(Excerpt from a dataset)

>> Start

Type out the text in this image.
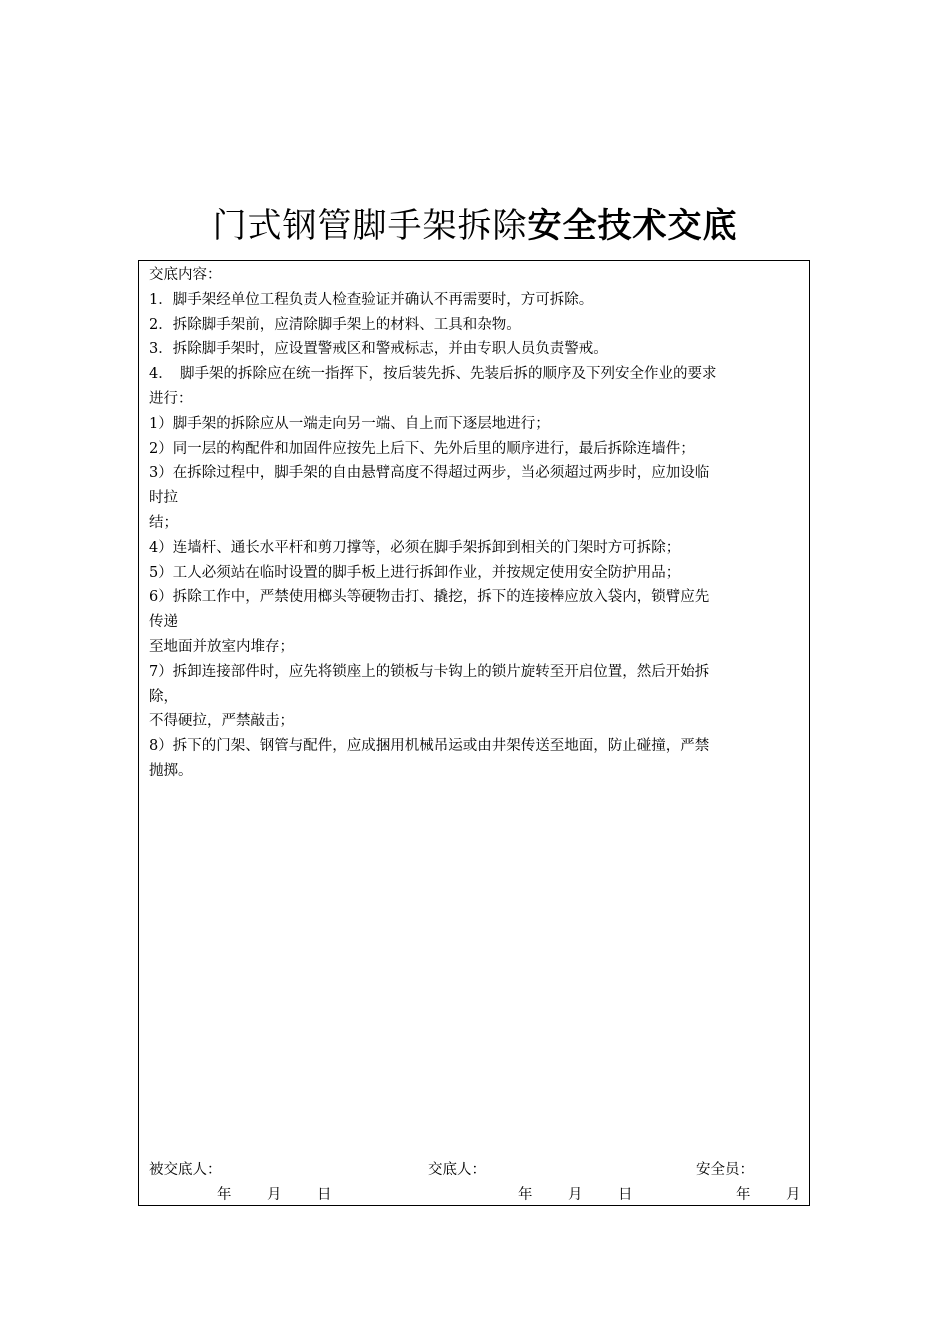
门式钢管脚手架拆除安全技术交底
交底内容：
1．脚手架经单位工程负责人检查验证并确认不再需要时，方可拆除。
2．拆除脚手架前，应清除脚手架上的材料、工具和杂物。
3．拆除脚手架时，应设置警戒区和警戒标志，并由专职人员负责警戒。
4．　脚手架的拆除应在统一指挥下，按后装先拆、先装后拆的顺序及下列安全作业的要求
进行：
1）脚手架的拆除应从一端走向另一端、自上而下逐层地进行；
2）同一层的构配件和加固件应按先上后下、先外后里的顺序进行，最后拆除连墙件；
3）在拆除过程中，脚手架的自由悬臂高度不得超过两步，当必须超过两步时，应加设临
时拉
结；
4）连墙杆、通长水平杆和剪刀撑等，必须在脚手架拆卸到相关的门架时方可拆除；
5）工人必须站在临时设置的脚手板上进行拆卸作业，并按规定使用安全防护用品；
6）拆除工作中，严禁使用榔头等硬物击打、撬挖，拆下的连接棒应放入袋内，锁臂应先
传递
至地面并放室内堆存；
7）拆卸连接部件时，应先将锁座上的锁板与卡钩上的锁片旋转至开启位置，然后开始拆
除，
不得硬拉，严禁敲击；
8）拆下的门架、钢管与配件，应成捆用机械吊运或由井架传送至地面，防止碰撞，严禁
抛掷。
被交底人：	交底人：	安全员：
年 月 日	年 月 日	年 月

>> End
>> Start

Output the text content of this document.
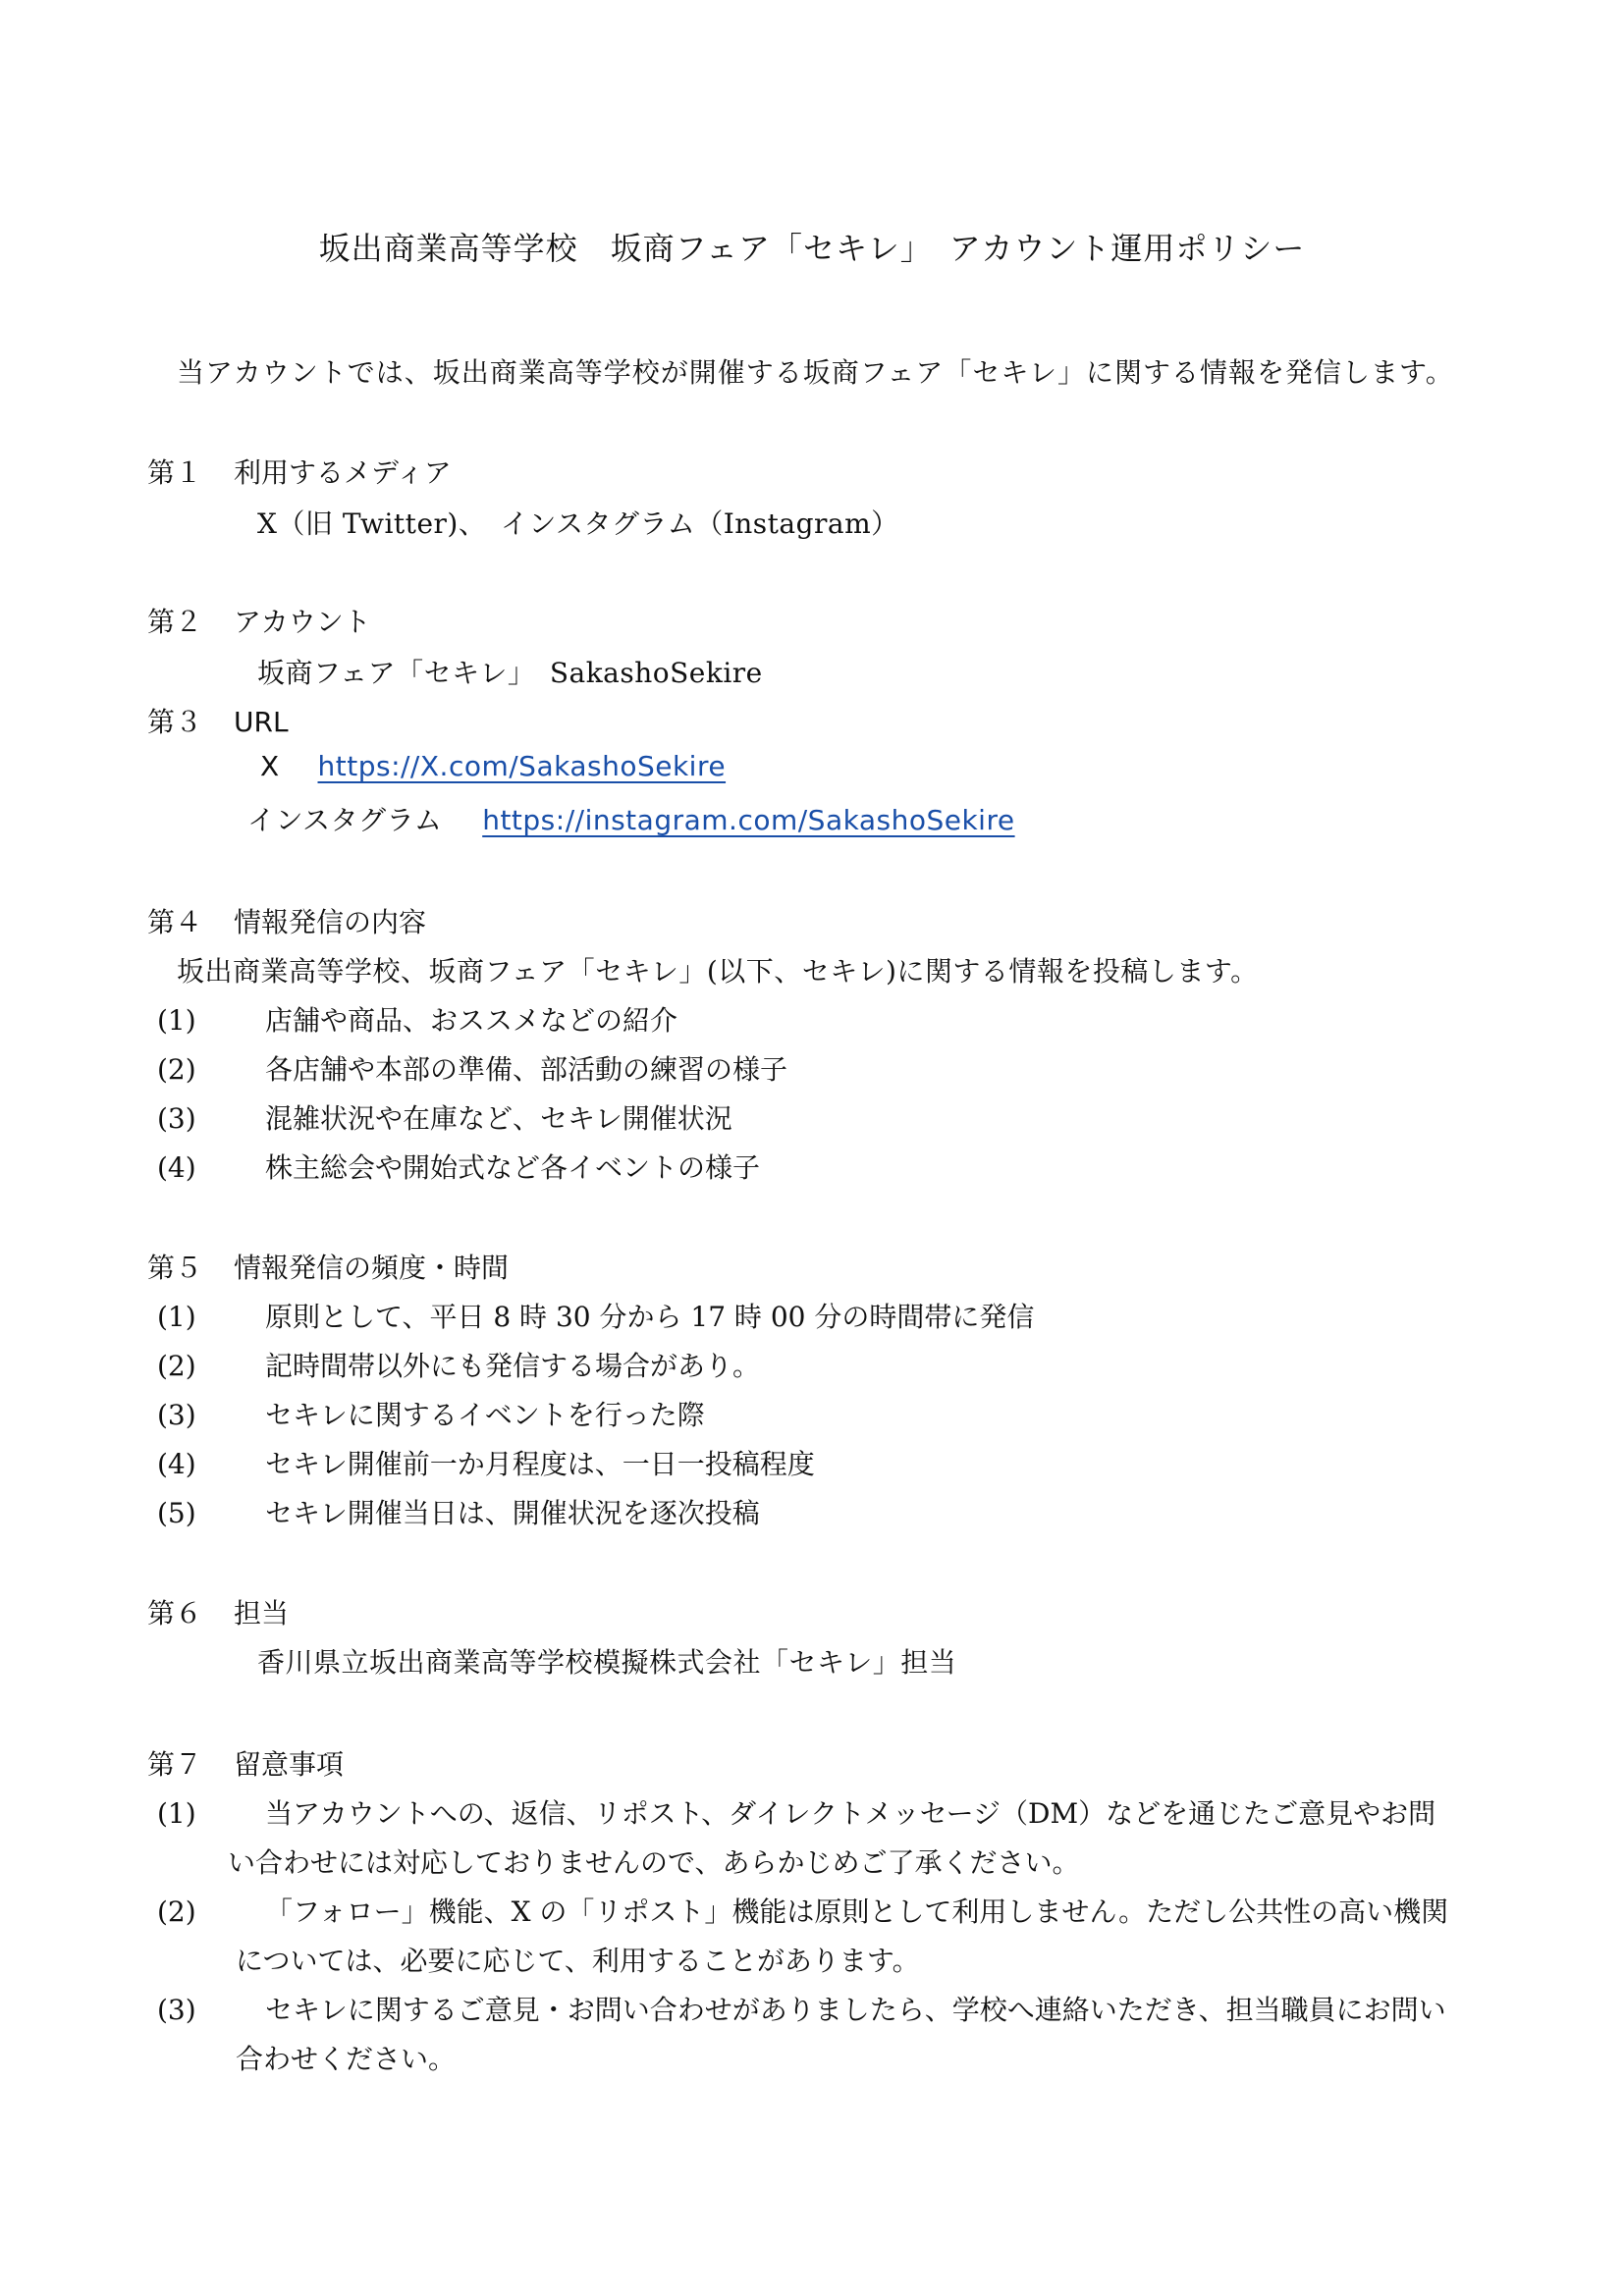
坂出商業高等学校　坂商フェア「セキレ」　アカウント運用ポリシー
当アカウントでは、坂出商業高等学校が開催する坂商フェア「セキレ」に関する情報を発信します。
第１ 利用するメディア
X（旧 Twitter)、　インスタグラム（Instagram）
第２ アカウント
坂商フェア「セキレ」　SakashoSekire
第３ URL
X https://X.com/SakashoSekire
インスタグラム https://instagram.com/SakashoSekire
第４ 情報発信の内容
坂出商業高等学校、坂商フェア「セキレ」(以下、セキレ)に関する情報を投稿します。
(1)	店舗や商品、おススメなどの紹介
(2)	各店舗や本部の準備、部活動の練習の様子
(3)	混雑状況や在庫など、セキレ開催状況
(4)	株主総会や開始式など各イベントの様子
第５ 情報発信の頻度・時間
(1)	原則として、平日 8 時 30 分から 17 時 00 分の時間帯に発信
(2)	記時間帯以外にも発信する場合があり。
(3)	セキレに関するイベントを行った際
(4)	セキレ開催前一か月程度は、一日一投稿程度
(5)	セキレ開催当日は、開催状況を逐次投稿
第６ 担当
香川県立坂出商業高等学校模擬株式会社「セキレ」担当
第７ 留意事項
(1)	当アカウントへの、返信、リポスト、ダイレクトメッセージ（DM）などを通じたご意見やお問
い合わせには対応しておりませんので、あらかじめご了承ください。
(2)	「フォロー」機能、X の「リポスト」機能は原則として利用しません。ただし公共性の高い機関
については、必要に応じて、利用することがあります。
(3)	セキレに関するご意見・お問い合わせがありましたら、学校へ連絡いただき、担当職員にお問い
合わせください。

>> End
>> Start

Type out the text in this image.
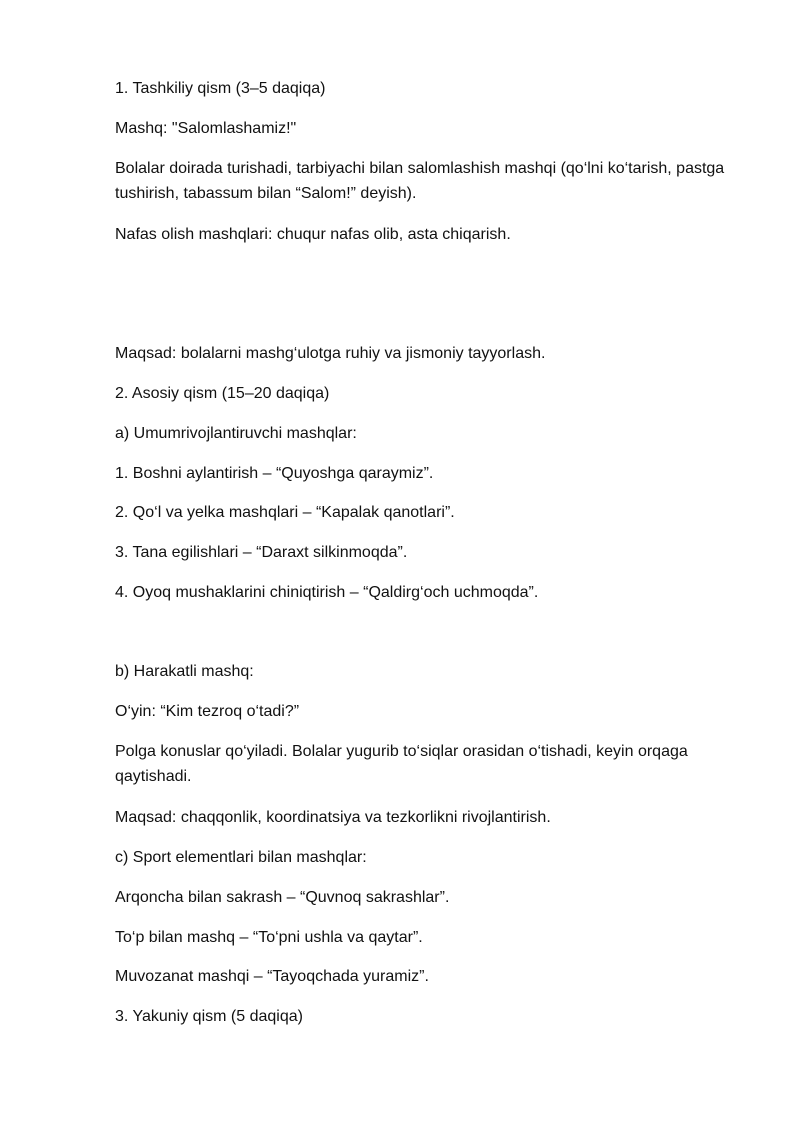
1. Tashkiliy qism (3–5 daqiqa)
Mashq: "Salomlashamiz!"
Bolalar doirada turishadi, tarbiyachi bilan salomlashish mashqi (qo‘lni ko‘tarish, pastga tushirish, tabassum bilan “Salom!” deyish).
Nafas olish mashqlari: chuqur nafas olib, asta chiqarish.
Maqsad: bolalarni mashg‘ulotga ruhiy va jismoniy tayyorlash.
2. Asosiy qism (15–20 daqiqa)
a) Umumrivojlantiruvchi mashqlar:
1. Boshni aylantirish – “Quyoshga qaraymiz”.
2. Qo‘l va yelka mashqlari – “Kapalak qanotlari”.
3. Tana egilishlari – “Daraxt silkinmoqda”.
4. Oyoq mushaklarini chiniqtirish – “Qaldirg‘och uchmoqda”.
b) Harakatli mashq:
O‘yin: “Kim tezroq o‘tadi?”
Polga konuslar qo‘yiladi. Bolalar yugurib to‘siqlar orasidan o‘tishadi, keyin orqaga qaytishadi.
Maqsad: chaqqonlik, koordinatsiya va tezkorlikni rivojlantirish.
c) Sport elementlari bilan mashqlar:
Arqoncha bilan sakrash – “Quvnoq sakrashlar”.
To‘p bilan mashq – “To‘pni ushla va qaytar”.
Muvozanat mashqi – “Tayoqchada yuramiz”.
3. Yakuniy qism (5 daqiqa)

>> End

From the entries, copy out each line containing the word "https".

X https://X.com/SakashoSekire
インスタグラム https://instagram.com/SakashoSekire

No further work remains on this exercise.